-------- RECORDS FOR THE TASK

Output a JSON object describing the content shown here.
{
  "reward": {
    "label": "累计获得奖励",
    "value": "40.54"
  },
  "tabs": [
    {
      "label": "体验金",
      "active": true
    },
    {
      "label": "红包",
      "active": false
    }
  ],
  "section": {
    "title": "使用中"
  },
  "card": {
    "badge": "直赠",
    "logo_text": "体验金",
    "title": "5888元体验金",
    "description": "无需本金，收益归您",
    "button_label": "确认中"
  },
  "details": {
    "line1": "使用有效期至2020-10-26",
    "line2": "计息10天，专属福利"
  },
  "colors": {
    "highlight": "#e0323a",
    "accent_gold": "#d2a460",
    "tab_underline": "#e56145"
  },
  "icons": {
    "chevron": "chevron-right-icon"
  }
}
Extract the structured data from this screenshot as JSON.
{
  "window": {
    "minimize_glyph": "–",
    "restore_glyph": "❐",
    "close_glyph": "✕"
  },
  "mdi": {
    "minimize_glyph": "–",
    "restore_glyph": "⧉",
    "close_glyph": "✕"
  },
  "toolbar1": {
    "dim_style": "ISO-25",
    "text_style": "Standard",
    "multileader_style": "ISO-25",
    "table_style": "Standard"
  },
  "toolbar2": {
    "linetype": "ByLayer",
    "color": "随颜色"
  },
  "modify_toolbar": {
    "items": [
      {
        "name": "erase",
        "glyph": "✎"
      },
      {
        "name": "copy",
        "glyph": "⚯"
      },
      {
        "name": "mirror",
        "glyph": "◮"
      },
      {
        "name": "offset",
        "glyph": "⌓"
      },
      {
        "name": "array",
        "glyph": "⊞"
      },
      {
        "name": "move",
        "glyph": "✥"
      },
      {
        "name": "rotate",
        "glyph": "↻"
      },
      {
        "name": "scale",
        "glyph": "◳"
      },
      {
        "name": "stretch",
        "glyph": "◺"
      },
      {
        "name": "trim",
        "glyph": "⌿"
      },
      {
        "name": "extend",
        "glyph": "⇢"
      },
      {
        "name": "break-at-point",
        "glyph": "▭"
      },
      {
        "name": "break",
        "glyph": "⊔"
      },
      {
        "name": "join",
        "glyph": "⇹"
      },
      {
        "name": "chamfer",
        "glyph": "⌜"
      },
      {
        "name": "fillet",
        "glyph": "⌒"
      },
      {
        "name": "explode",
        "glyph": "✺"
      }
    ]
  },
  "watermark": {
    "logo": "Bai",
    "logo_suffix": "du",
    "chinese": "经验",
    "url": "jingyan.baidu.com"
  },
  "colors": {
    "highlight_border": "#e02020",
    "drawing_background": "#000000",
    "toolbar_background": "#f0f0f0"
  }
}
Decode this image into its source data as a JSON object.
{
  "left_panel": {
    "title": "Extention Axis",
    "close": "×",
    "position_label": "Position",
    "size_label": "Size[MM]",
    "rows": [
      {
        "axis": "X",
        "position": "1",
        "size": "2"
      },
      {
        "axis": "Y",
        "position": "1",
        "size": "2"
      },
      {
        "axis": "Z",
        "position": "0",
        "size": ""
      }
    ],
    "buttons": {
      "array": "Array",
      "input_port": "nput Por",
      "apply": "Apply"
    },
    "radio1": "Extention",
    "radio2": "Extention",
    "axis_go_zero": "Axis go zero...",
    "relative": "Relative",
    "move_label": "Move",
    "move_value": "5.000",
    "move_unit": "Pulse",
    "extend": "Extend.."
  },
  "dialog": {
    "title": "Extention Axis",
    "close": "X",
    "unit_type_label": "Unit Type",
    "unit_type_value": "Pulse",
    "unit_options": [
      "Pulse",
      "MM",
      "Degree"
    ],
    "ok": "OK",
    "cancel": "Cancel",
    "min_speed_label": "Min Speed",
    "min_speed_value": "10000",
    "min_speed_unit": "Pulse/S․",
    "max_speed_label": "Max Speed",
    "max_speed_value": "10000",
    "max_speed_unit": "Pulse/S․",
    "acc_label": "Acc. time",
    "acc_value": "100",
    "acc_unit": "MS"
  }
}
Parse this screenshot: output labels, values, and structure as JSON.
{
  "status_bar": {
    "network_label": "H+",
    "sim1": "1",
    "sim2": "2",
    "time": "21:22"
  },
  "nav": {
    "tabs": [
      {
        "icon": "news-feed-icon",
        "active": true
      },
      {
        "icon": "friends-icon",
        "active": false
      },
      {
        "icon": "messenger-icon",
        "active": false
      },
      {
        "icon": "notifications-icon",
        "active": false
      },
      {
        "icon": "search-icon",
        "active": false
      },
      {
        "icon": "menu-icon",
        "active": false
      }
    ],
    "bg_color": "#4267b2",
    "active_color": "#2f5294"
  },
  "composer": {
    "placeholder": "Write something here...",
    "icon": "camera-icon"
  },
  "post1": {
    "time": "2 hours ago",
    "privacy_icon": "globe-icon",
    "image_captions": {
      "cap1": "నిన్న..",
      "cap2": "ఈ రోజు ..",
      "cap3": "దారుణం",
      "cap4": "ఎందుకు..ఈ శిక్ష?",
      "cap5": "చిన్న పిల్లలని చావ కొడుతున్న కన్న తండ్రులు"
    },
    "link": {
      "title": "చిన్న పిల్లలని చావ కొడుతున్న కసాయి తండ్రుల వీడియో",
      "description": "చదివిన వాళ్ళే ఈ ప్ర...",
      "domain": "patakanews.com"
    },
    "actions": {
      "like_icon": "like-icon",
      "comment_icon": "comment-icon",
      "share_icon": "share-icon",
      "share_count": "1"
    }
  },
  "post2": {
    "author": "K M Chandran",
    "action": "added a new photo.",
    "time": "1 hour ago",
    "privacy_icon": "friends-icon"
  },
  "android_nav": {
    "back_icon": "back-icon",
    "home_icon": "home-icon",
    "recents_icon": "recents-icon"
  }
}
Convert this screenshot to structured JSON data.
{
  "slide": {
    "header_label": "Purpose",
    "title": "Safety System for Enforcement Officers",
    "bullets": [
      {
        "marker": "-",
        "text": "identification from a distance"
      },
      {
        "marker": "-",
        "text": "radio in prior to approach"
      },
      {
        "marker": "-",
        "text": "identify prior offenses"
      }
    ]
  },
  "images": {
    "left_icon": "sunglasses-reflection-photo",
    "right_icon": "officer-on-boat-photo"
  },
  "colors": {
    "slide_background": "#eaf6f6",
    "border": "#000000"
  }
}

----------------

### GIVEN TASK
Go back to the listing above and please repeat it exactly.

### COMPLETED TASK
Output a JSON object describing the content shown here.
{
  "reward": {
    "label": "累计获得奖励",
    "value": "40.54"
  },
  "tabs": [
    {
      "label": "体验金",
      "active": true
    },
    {
      "label": "红包",
      "active": false
    }
  ],
  "section": {
    "title": "使用中"
  },
  "card": {
    "badge": "直赠",
    "logo_text": "体验金",
    "title": "5888元体验金",
    "description": "无需本金，收益归您",
    "button_label": "确认中"
  },
  "details": {
    "line1": "使用有效期至2020-10-26",
    "line2": "计息10天，专属福利"
  },
  "colors": {
    "highlight": "#e0323a",
    "accent_gold": "#d2a460",
    "tab_underline": "#e56145"
  },
  "icons": {
    "chevron": "chevron-right-icon"
  }
}
Extract the structured data from this screenshot as JSON.
{
  "window": {
    "minimize_glyph": "–",
    "restore_glyph": "❐",
    "close_glyph": "✕"
  },
  "mdi": {
    "minimize_glyph": "–",
    "restore_glyph": "⧉",
    "close_glyph": "✕"
  },
  "toolbar1": {
    "dim_style": "ISO-25",
    "text_style": "Standard",
    "multileader_style": "ISO-25",
    "table_style": "Standard"
  },
  "toolbar2": {
    "linetype": "ByLayer",
    "color": "随颜色"
  },
  "modify_toolbar": {
    "items": [
      {
        "name": "erase",
        "glyph": "✎"
      },
      {
        "name": "copy",
        "glyph": "⚯"
      },
      {
        "name": "mirror",
        "glyph": "◮"
      },
      {
        "name": "offset",
        "glyph": "⌓"
      },
      {
        "name": "array",
        "glyph": "⊞"
      },
      {
        "name": "move",
        "glyph": "✥"
      },
      {
        "name": "rotate",
        "glyph": "↻"
      },
      {
        "name": "scale",
        "glyph": "◳"
      },
      {
        "name": "stretch",
        "glyph": "◺"
      },
      {
        "name": "trim",
        "glyph": "⌿"
      },
      {
        "name": "extend",
        "glyph": "⇢"
      },
      {
        "name": "break-at-point",
        "glyph": "▭"
      },
      {
        "name": "break",
        "glyph": "⊔"
      },
      {
        "name": "join",
        "glyph": "⇹"
      },
      {
        "name": "chamfer",
        "glyph": "⌜"
      },
      {
        "name": "fillet",
        "glyph": "⌒"
      },
      {
        "name": "explode",
        "glyph": "✺"
      }
    ]
  },
  "watermark": {
    "logo": "Bai",
    "logo_suffix": "du",
    "chinese": "经验",
    "url": "jingyan.baidu.com"
  },
  "colors": {
    "highlight_border": "#e02020",
    "drawing_background": "#000000",
    "toolbar_background": "#f0f0f0"
  }
}
Decode this image into its source data as a JSON object.
{
  "left_panel": {
    "title": "Extention Axis",
    "close": "×",
    "position_label": "Position",
    "size_label": "Size[MM]",
    "rows": [
      {
        "axis": "X",
        "position": "1",
        "size": "2"
      },
      {
        "axis": "Y",
        "position": "1",
        "size": "2"
      },
      {
        "axis": "Z",
        "position": "0",
        "size": ""
      }
    ],
    "buttons": {
      "array": "Array",
      "input_port": "nput Por",
      "apply": "Apply"
    },
    "radio1": "Extention",
    "radio2": "Extention",
    "axis_go_zero": "Axis go zero...",
    "relative": "Relative",
    "move_label": "Move",
    "move_value": "5.000",
    "move_unit": "Pulse",
    "extend": "Extend.."
  },
  "dialog": {
    "title": "Extention Axis",
    "close": "X",
    "unit_type_label": "Unit Type",
    "unit_type_value": "Pulse",
    "unit_options": [
      "Pulse",
      "MM",
      "Degree"
    ],
    "ok": "OK",
    "cancel": "Cancel",
    "min_speed_label": "Min Speed",
    "min_speed_value": "10000",
    "min_speed_unit": "Pulse/S․",
    "max_speed_label": "Max Speed",
    "max_speed_value": "10000",
    "max_speed_unit": "Pulse/S․",
    "acc_label": "Acc. time",
    "acc_value": "100",
    "acc_unit": "MS"
  }
}
Parse this screenshot: output labels, values, and structure as JSON.
{
  "status_bar": {
    "network_label": "H+",
    "sim1": "1",
    "sim2": "2",
    "time": "21:22"
  },
  "nav": {
    "tabs": [
      {
        "icon": "news-feed-icon",
        "active": true
      },
      {
        "icon": "friends-icon",
        "active": false
      },
      {
        "icon": "messenger-icon",
        "active": false
      },
      {
        "icon": "notifications-icon",
        "active": false
      },
      {
        "icon": "search-icon",
        "active": false
      },
      {
        "icon": "menu-icon",
        "active": false
      }
    ],
    "bg_color": "#4267b2",
    "active_color": "#2f5294"
  },
  "composer": {
    "placeholder": "Write something here...",
    "icon": "camera-icon"
  },
  "post1": {
    "time": "2 hours ago",
    "privacy_icon": "globe-icon",
    "image_captions": {
      "cap1": "నిన్న..",
      "cap2": "ఈ రోజు ..",
      "cap3": "దారుణం",
      "cap4": "ఎందుకు..ఈ శిక్ష?",
      "cap5": "చిన్న పిల్లలని చావ కొడుతున్న కన్న తండ్రులు"
    },
    "link": {
      "title": "చిన్న పిల్లలని చావ కొడుతున్న కసాయి తండ్రుల వీడియో",
      "description": "చదివిన వాళ్ళే ఈ ప్ర...",
      "domain": "patakanews.com"
    },
    "actions": {
      "like_icon": "like-icon",
      "comment_icon": "comment-icon",
      "share_icon": "share-icon",
      "share_count": "1"
    }
  },
  "post2": {
    "author": "K M Chandran",
    "action": "added a new photo.",
    "time": "1 hour ago",
    "privacy_icon": "friends-icon"
  },
  "android_nav": {
    "back_icon": "back-icon",
    "home_icon": "home-icon",
    "recents_icon": "recents-icon"
  }
}
Convert this screenshot to structured JSON data.
{
  "slide": {
    "header_label": "Purpose",
    "title": "Safety System for Enforcement Officers",
    "bullets": [
      {
        "marker": "-",
        "text": "identification from a distance"
      },
      {
        "marker": "-",
        "text": "radio in prior to approach"
      },
      {
        "marker": "-",
        "text": "identify prior offenses"
      }
    ]
  },
  "images": {
    "left_icon": "sunglasses-reflection-photo",
    "right_icon": "officer-on-boat-photo"
  },
  "colors": {
    "slide_background": "#eaf6f6",
    "border": "#000000"
  }
}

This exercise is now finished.